» **Stated goal A**:
In the story of the Damascus cab ride, how many chicken carcasses had the restaurant owner impaled on the roasting stick that morning?

» **Reading passage**:
»»

Soon we’ve pulled over at a small road-side restaurant and the owner is sawing chicken off the 5-foot long metal roasting stick on which he impaled 25 chicken carcasses that morning. The meat has been slowly cooking all day and is tender and thick with grease.

 

We continue down the clogged, smoky streets of Damascus. I slouch down in the backseat of the cab and disappear behind a book. Ten minutes later, dragging my eyes from the page, I look around and realize we are in the outskirts of the city.

 

“Where is Mezza,” I ask, “Close?”

 

“Yes,” he smiles, and turns down a dirt road lined with trees, no other cars in sight. I start to get hot under my conservative yet fashionable Damascus-style blazer, “Problem?” I ask, a little feebly.

 

He tells me there is no problem but I decide to call a friend who speaks better Arabic anyway. My friend answers I and hand over the phone.  They’ve been talking or about 30 seconds when I see the freeway ahead. Ah, he’s taken a short-cut. How nice. Sigh.

 

We don’t say much for the next ten minutes. After all, I’ve just about exhausted my Arabic and he’s probably hoping not to freak me out any more then he already has. By the time we arrive at my friend’s apartment it’s as if those uncomfortable moments on the dirt road happened between a different foreigner and a different cab driver.

««

» **Stated goal B**:
From the records, copy out the lines starting at the one containing "440, 412, 469]" and ending at the one containing "216, 578, 706]", both ends included, and give nothing else.

» **Provided data**:
»»

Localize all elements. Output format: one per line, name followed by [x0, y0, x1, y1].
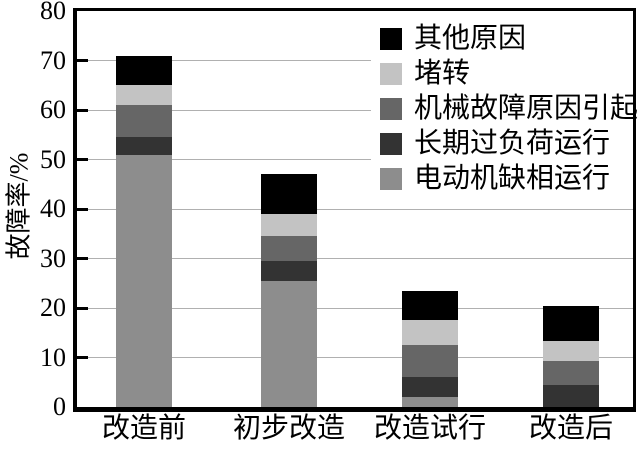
x-category-label-初步改造: 初步改造 — [232, 413, 345, 444]
y-tick-label-0: 0 — [53, 392, 66, 421]
gridline-70 — [77, 60, 633, 61]
x-category-label-改造后: 改造后 — [528, 413, 613, 444]
bar-segment-机械故障原因引起 — [261, 236, 317, 261]
y-tick-mark-20 — [77, 306, 88, 310]
bar-segment-其他原因 — [116, 55, 172, 86]
bar-segment-机械故障原因引起 — [543, 360, 599, 385]
bar-segment-其他原因 — [543, 305, 599, 342]
legend: 其他原因堵转机械故障原因引起 长期过负荷运行 电动机缺相运行 — [371, 21, 638, 196]
y-tick-mark-30 — [77, 257, 88, 260]
bar-segment-电动机缺相运行 — [402, 397, 458, 407]
gridline-50 — [77, 159, 633, 160]
legend-item-电动机缺相运行: 电动机缺相运行 — [371, 161, 633, 196]
bar-改造试行 — [402, 290, 458, 407]
legend-swatch-icon — [380, 97, 402, 120]
x-category-label-改造前: 改造前 — [101, 413, 186, 444]
bar-segment-长期过负荷运行 — [116, 137, 172, 155]
legend-swatch-icon — [380, 167, 402, 190]
bar-segment-堵转 — [402, 320, 458, 346]
y-tick-label-10: 10 — [40, 342, 66, 372]
bar-初步改造 — [261, 174, 317, 407]
legend-swatch-icon — [380, 62, 402, 85]
legend-swatch-icon — [380, 27, 402, 50]
gridline-40 — [77, 208, 633, 210]
legend-label: 电动机缺相运行 — [414, 163, 611, 194]
bar-segment-堵转 — [116, 85, 172, 106]
bar-改造后 — [543, 305, 599, 407]
legend-label: 其他原因 — [414, 23, 527, 54]
x-category-label-改造试行: 改造试行 — [373, 413, 486, 444]
legend-item-机械故障原因引起: 机械故障原因引起 — [371, 91, 638, 126]
bar-segment-堵转 — [261, 213, 317, 237]
gridline-30 — [77, 258, 633, 259]
legend-label: 长期过负荷运行 — [414, 128, 611, 159]
legend-item-长期过负荷运行: 长期过负荷运行 — [371, 126, 633, 161]
bar-segment-电动机缺相运行 — [116, 154, 172, 407]
bar-改造前 — [116, 55, 172, 407]
bar-segment-长期过负荷运行 — [261, 260, 317, 281]
gridline-10 — [77, 357, 633, 358]
gridline-20 — [77, 307, 633, 309]
bar-segment-机械故障原因引起 — [116, 105, 172, 138]
bar-segment-长期过负荷运行 — [543, 384, 599, 407]
legend-item-其他原因: 其他原因 — [371, 21, 633, 56]
y-tick-label-30: 30 — [40, 243, 66, 273]
y-tick-label-20: 20 — [40, 293, 66, 322]
y-tick-mark-50 — [77, 158, 88, 161]
bar-segment-电动机缺相运行 — [261, 280, 317, 407]
y-tick-mark-60 — [77, 108, 88, 112]
legend-swatch-icon — [380, 132, 402, 155]
gridline-60 — [77, 109, 633, 111]
y-tick-label-50: 50 — [40, 144, 66, 174]
bar-segment-机械故障原因引起 — [402, 345, 458, 378]
legend-item-堵转: 堵转 — [371, 56, 633, 91]
y-tick-label-80: 80 — [40, 0, 66, 25]
bar-segment-其他原因 — [402, 290, 458, 321]
y-tick-mark-10 — [77, 356, 88, 359]
bar-segment-堵转 — [543, 341, 599, 361]
y-tick-mark-40 — [77, 207, 88, 211]
bar-segment-长期过负荷运行 — [402, 377, 458, 398]
y-tick-label-40: 40 — [40, 194, 66, 223]
legend-label: 堵转 — [414, 58, 471, 89]
legend-label: 机械故障原因引起 — [414, 93, 639, 124]
bar-segment-其他原因 — [261, 174, 317, 214]
y-tick-label-70: 70 — [40, 45, 66, 75]
y-tick-label-60: 60 — [40, 95, 66, 124]
y-tick-mark-70 — [77, 59, 88, 62]
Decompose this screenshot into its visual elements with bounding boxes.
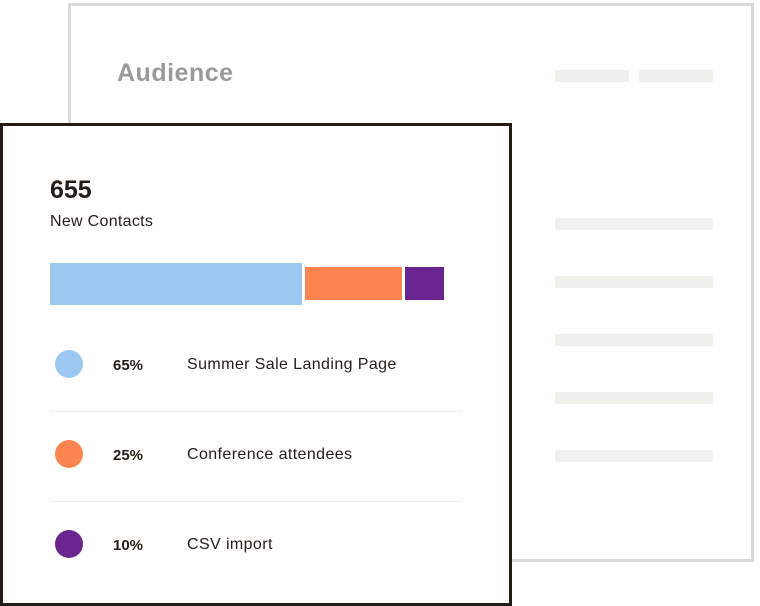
segment-percent: 25% [113, 447, 144, 464]
segment-label: Conference attendees [187, 446, 353, 463]
legend-row: 10% CSV import [50, 502, 462, 591]
legend-row: 25% Conference attendees [50, 412, 462, 502]
placeholder-line [555, 334, 713, 346]
segment-label: Summer Sale Landing Page [187, 356, 397, 373]
audience-title: Audience [117, 59, 234, 87]
color-dot-icon [55, 350, 83, 378]
segment-percent: 65% [113, 357, 144, 374]
segment-legend: 65% Summer Sale Landing Page 25% Confere… [50, 322, 462, 591]
contacts-count: 655 [50, 176, 92, 204]
segment-percent: 10% [113, 537, 144, 554]
color-dot-icon [55, 440, 83, 468]
segment-bar-part [305, 267, 402, 300]
color-dot-icon [55, 530, 83, 558]
contacts-count-label: New Contacts [50, 213, 154, 230]
segment-bar-part [405, 267, 444, 300]
segment-bar-part [50, 263, 302, 305]
placeholder-line [555, 276, 713, 288]
legend-row: 65% Summer Sale Landing Page [50, 322, 462, 412]
segment-label: CSV import [187, 536, 273, 553]
placeholder-line [555, 450, 713, 462]
segment-bar [50, 263, 444, 305]
placeholder-line [555, 218, 713, 230]
placeholder-line [555, 392, 713, 404]
new-contacts-card: 655 New Contacts 65% Summer Sale Landing… [0, 123, 512, 606]
placeholder-line [555, 70, 629, 82]
placeholder-line [639, 70, 713, 82]
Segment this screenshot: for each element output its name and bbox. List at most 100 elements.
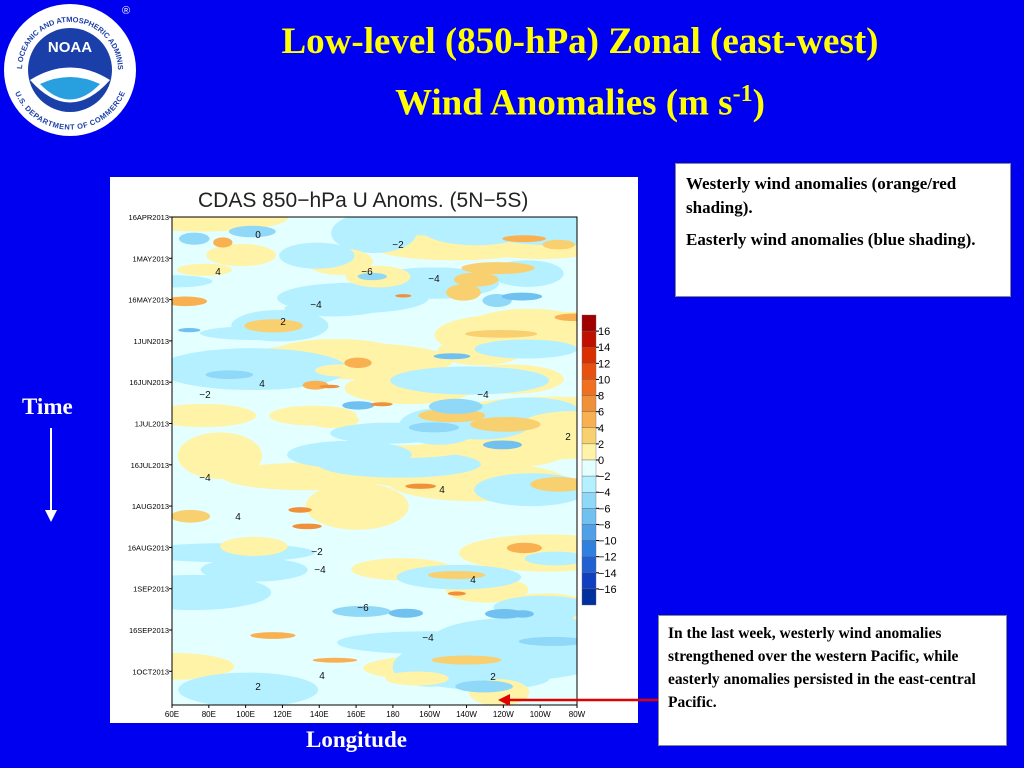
field-patch	[287, 440, 412, 469]
colorbar-swatch	[581, 411, 597, 428]
colorbar-label: −8	[598, 519, 611, 531]
field-patch	[518, 636, 577, 646]
field-patch	[179, 232, 210, 245]
contour-label: 4	[215, 267, 221, 278]
title-exponent: -1	[732, 81, 753, 107]
contour-label: 4	[259, 379, 265, 390]
field-patch	[554, 313, 577, 322]
date-label: 1MAY2013	[132, 254, 169, 263]
colorbar-label: 12	[598, 358, 610, 370]
field-patch	[172, 509, 211, 523]
field-patch	[200, 557, 308, 582]
plot-frame	[171, 216, 578, 706]
contour-label: −2	[311, 547, 323, 558]
contour-label: 2	[255, 682, 261, 693]
field-patch	[205, 370, 254, 379]
longitude-label: 160E	[347, 710, 366, 719]
field-patch	[213, 237, 233, 248]
colorbar-label: −12	[598, 552, 617, 564]
date-label: 16JUN2013	[129, 378, 169, 387]
title-text: Wind Anomalies (m s	[395, 82, 733, 124]
longitude-label: 100E	[236, 710, 255, 719]
field-patch	[428, 398, 483, 414]
contour-label: −2	[392, 240, 404, 251]
field-patch	[523, 411, 577, 436]
field-patch	[395, 294, 412, 298]
note-box: In the last week, westerly wind anomalie…	[658, 615, 1007, 746]
longitude-label: 160W	[419, 710, 440, 719]
contour-label: 4	[319, 671, 325, 682]
colorbar-swatch	[581, 492, 597, 509]
field-patch	[453, 272, 499, 287]
field-patch	[220, 536, 288, 557]
date-label: 1SEP2013	[133, 585, 169, 594]
field-patch	[542, 239, 575, 250]
field-patch	[465, 330, 538, 338]
title-text: )	[752, 82, 765, 124]
contour-label: −2	[199, 390, 211, 401]
field-patch	[461, 262, 535, 275]
field-patch	[385, 671, 449, 686]
field-patch	[172, 652, 235, 680]
colorbar-label: 6	[598, 407, 604, 419]
field-patch	[279, 242, 355, 269]
plot-title: CDAS 850−hPa U Anoms. (5N−5S)	[198, 189, 528, 212]
title-line: Low-level (850-hPa) Zonal (east-west)	[281, 21, 879, 62]
colorbar-swatch	[581, 314, 597, 332]
colorbar-swatch	[581, 524, 597, 541]
date-label: 1OCT2013	[132, 667, 169, 676]
field-patch	[446, 284, 481, 301]
field-patch	[433, 353, 471, 360]
field-patch	[342, 401, 375, 410]
anomaly-field	[172, 217, 577, 705]
longitude-label: 140W	[456, 710, 477, 719]
field-patch	[344, 357, 372, 369]
note-text: Westerly wind anomalies (orange/red shad…	[686, 174, 957, 217]
colorbar-swatch	[581, 540, 597, 557]
field-patch	[408, 422, 460, 433]
colorbar-label: −14	[598, 568, 617, 580]
field-patch	[178, 672, 319, 705]
colorbar-swatch	[581, 443, 597, 461]
contour-label: 2	[490, 672, 496, 683]
colorbar-swatch	[581, 572, 597, 590]
field-patch	[250, 632, 296, 639]
colorbar-swatch	[581, 330, 597, 348]
field-patch	[244, 319, 303, 333]
field-patch	[178, 327, 201, 333]
registered-mark: ®	[122, 5, 130, 17]
contour-label: 4	[439, 485, 445, 496]
field-patch	[524, 551, 577, 566]
field-patch	[172, 574, 272, 611]
contour-label: −4	[314, 565, 326, 576]
field-patch	[530, 477, 577, 492]
longitude-label: 100W	[530, 710, 551, 719]
contour-label: −4	[310, 300, 322, 311]
longitude-label: 180	[386, 710, 400, 719]
date-label: 16APR2013	[129, 213, 169, 222]
contour-label: −6	[357, 603, 369, 614]
longitude-label: 80E	[202, 710, 216, 719]
field-patch	[172, 403, 257, 428]
colorbar-label: 4	[598, 423, 604, 435]
field-patch	[288, 507, 312, 513]
colorbar-label: 8	[598, 391, 604, 403]
contour-label: −4	[477, 390, 489, 401]
contour-label: 2	[565, 432, 571, 443]
field-patch	[506, 542, 542, 554]
time-arrow-head	[45, 510, 57, 522]
colorbar-label: −16	[598, 584, 617, 596]
title-line: Wind Anomalies (m s-1)	[150, 72, 1010, 125]
colorbar-swatch	[581, 459, 597, 477]
longitude-label: 60E	[165, 710, 179, 719]
colorbar-swatch	[581, 556, 597, 573]
date-label: 16SEP2013	[129, 626, 169, 635]
colorbar-label: 14	[598, 342, 610, 354]
logo-bird	[40, 77, 100, 100]
field-patch	[484, 608, 524, 619]
field-patch	[357, 272, 387, 281]
field-patch	[172, 348, 348, 391]
field-patch	[177, 432, 263, 480]
field-patch	[390, 366, 550, 395]
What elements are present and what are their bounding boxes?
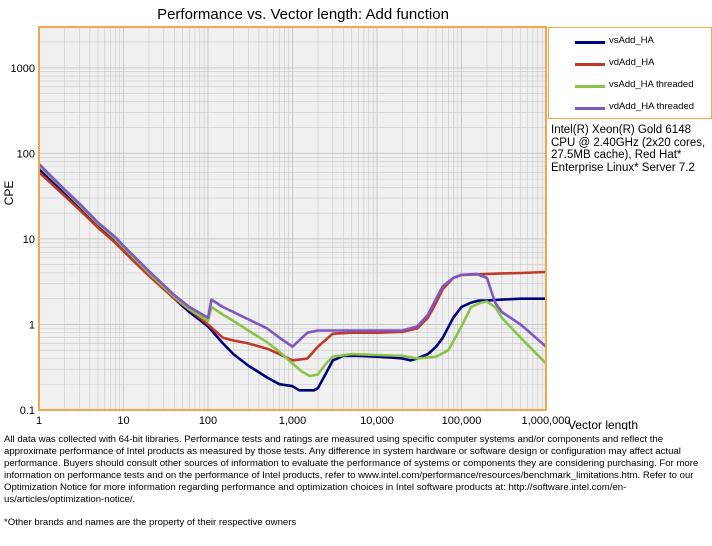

««

» **Correct output A**:
25

» **Correct output B**:
field-patch	[287, 440, 412, 469]
colorbar-swatch	[581, 411, 597, 428]
colorbar-label: −8	[598, 519, 611, 531]
field-patch	[518, 636, 577, 646]
field-patch	[179, 232, 210, 245]
contour-label: 4	[215, 267, 221, 278]
title-exponent: -1	[732, 81, 753, 107]
contour-label: 4	[259, 379, 265, 390]
field-patch	[554, 313, 577, 322]
date-label: 1MAY2013	[132, 254, 169, 263]
colorbar-label: 12	[598, 358, 610, 370]
field-patch	[172, 509, 211, 523]
field-patch	[200, 557, 308, 582]
plot-frame	[171, 216, 578, 706]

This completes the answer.